• **PROBLEM DESCRIPTION**:
In the listing that follows, copy out each line that includes the word "organised".

• **EXTRACTED DATA**:

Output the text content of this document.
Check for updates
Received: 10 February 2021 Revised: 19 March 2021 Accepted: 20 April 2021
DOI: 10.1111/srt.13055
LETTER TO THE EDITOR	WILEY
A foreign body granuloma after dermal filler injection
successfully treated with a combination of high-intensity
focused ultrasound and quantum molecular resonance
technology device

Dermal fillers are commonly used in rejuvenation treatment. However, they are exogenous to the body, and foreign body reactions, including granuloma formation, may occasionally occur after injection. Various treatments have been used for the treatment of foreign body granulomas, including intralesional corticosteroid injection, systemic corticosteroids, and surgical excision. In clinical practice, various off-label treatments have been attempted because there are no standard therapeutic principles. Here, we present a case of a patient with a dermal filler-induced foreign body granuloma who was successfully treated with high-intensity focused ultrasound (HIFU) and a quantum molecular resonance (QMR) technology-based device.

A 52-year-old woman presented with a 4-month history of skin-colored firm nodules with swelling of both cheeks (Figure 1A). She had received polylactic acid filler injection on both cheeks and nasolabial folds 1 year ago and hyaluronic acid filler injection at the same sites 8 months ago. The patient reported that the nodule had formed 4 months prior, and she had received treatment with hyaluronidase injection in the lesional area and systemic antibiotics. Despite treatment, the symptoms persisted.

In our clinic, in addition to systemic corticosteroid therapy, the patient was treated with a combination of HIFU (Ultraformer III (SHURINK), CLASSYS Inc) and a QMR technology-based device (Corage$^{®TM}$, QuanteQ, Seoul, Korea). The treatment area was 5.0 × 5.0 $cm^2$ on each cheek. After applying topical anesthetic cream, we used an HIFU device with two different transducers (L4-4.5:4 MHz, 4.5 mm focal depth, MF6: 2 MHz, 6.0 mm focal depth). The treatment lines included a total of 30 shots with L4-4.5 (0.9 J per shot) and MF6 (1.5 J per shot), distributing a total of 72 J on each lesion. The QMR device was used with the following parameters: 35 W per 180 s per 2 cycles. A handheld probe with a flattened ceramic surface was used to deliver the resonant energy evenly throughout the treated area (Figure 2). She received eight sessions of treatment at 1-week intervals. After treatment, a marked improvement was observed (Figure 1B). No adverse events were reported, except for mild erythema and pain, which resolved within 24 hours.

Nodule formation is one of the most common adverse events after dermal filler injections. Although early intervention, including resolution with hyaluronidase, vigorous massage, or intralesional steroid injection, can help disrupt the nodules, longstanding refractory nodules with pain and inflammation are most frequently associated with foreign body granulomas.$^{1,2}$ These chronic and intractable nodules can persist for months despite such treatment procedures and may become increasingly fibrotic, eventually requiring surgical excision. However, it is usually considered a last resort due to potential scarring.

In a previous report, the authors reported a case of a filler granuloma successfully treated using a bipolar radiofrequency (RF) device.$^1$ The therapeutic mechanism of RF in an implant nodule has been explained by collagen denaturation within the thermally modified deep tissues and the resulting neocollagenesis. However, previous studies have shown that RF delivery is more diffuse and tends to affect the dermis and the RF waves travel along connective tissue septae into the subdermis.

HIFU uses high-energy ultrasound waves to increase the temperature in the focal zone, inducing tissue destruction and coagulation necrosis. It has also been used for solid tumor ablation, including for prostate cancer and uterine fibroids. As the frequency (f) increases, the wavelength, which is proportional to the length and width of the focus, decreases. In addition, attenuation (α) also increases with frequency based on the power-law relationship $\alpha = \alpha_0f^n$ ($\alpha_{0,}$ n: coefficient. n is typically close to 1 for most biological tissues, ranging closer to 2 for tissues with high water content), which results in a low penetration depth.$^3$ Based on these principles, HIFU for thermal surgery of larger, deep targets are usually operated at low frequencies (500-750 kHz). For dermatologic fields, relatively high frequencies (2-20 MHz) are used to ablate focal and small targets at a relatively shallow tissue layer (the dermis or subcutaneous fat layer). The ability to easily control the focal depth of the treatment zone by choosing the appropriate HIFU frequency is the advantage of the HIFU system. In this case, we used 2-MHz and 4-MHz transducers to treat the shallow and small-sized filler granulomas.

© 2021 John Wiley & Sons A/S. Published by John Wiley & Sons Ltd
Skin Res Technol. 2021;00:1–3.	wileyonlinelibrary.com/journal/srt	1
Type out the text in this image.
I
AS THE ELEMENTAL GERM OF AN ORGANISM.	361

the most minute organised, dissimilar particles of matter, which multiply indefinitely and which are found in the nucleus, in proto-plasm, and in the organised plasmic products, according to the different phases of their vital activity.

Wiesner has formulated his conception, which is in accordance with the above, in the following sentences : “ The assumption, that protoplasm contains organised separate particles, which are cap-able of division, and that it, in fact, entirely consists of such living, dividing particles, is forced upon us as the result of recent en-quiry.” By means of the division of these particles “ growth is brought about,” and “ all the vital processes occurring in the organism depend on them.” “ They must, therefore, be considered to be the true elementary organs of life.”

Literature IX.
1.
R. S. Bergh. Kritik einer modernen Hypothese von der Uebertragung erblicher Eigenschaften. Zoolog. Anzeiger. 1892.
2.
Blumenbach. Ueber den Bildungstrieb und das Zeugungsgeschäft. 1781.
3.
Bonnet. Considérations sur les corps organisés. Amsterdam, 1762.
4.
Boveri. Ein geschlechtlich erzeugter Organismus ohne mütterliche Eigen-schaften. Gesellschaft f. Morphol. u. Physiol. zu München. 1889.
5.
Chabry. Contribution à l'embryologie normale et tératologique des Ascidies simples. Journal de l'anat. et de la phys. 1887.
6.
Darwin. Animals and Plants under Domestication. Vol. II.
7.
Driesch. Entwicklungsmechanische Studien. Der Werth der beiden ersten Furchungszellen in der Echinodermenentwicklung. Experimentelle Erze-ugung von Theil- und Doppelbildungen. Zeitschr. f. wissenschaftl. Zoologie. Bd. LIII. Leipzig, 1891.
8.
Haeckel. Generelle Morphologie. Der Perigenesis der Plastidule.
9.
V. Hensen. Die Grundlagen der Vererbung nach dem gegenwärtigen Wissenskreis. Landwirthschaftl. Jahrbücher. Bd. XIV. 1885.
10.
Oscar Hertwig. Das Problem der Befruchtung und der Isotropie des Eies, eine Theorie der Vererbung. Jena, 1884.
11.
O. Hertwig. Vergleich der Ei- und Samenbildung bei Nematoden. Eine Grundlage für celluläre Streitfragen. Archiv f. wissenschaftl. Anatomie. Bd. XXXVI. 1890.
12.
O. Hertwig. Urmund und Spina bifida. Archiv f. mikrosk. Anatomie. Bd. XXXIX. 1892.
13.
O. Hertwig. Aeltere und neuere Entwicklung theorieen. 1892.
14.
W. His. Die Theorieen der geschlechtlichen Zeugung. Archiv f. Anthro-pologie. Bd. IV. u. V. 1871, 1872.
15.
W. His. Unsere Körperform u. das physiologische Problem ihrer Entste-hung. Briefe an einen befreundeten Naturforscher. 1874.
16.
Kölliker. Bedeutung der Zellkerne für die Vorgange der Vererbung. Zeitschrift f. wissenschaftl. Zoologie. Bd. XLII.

• **PROBLEM SOLUTION**:
the most minute organised, dissimilar particles of matter, which multiply indefinitely and which are found in the nucleus, in proto-plasm, and in the organised plasmic products, according to the different phases of their vital activity.
Wiesner has formulated his conception, which is in accordance with the above, in the following sentences : “ The assumption, that protoplasm contains organised separate particles, which are cap-able of division, and that it, in fact, entirely consists of such living, dividing particles, is forced upon us as the result of recent en-quiry.” By means of the division of these particles “ growth is brought about,” and “ all the vital processes occurring in the organism depend on them.” “ They must, therefore, be considered to be the true elementary organs of life.”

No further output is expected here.